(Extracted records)
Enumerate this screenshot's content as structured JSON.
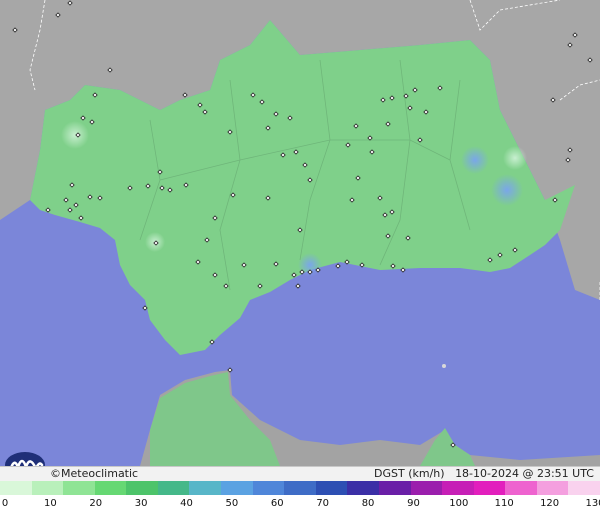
{
  "map": {
    "credit": "©Meteoclimatic",
    "variable": "DGST (km/h)",
    "datetime": "18-10-2024 @ 23:51 UTC"
  },
  "scale": {
    "labels": [
      "0",
      "10",
      "20",
      "30",
      "40",
      "50",
      "60",
      "70",
      "80",
      "90",
      "100",
      "110",
      "120",
      "130"
    ],
    "colors": [
      "#d9f7d9",
      "#b9f0bb",
      "#8fe495",
      "#66d873",
      "#4dc46a",
      "#45b889",
      "#58b6c8",
      "#5ba2e2",
      "#4f86d9",
      "#3e6cc6",
      "#2d4fb3",
      "#3b2fa6",
      "#6a1fa7",
      "#9b1fad",
      "#c61fb6",
      "#e21fbd",
      "#ee63cf",
      "#f49fdf",
      "#f9d2ee"
    ],
    "colors_per_label_gap": 1.4
  }
}
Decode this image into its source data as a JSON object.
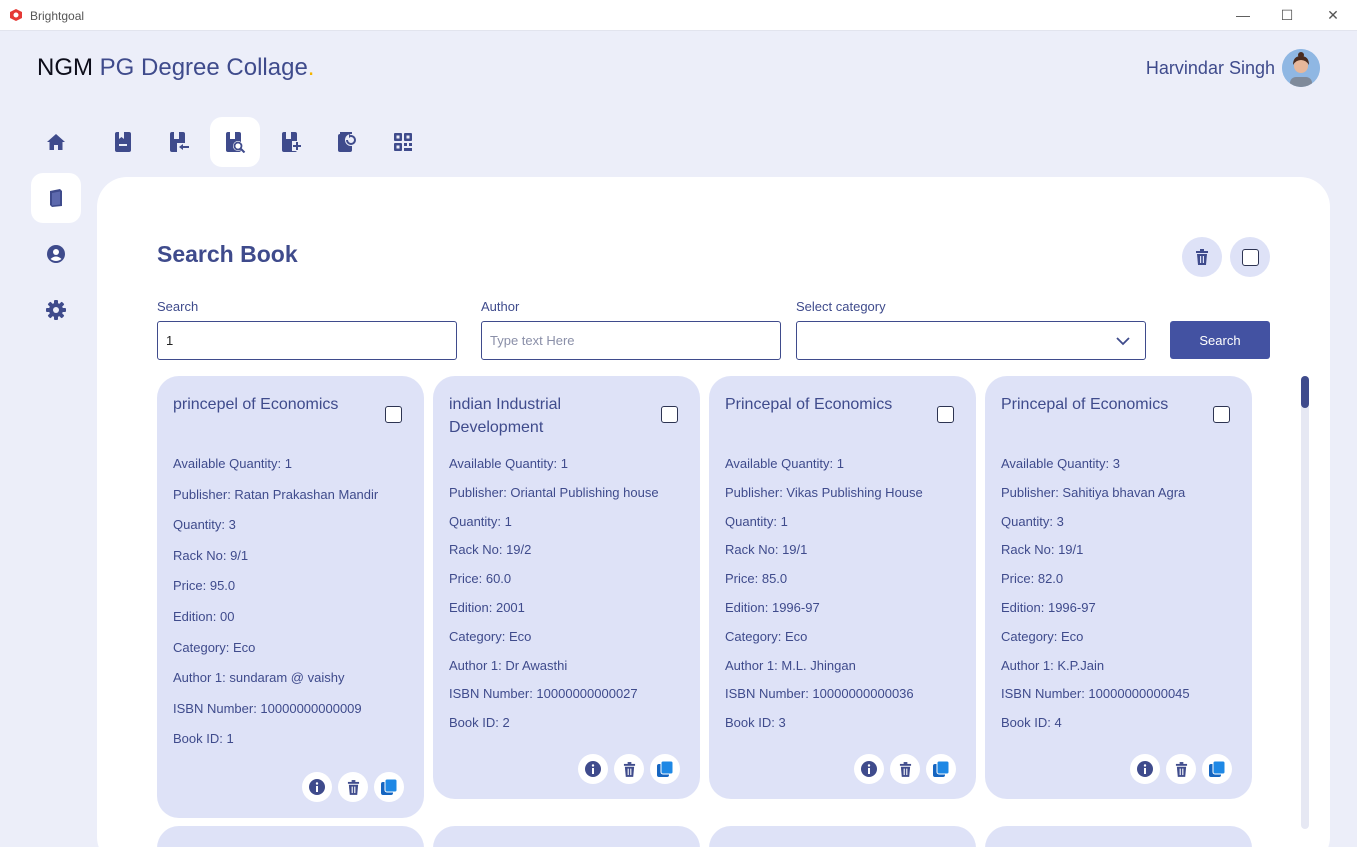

▶ _What to work on_: Exclude the images and reproduce the remaining data exactly.

▶ _Result_:
Enumerate this screenshot's content as structured JSON.
{
  "map": {
    "credit": "©Meteoclimatic",
    "variable": "DGST (km/h)",
    "datetime": "18-10-2024 @ 23:51 UTC"
  },
  "scale": {
    "labels": [
      "0",
      "10",
      "20",
      "30",
      "40",
      "50",
      "60",
      "70",
      "80",
      "90",
      "100",
      "110",
      "120",
      "130"
    ],
    "colors": [
      "#d9f7d9",
      "#b9f0bb",
      "#8fe495",
      "#66d873",
      "#4dc46a",
      "#45b889",
      "#58b6c8",
      "#5ba2e2",
      "#4f86d9",
      "#3e6cc6",
      "#2d4fb3",
      "#3b2fa6",
      "#6a1fa7",
      "#9b1fad",
      "#c61fb6",
      "#e21fbd",
      "#ee63cf",
      "#f49fdf",
      "#f9d2ee"
    ],
    "colors_per_label_gap": 1.4
  }
}
Decode this image into its source data as a JSON object.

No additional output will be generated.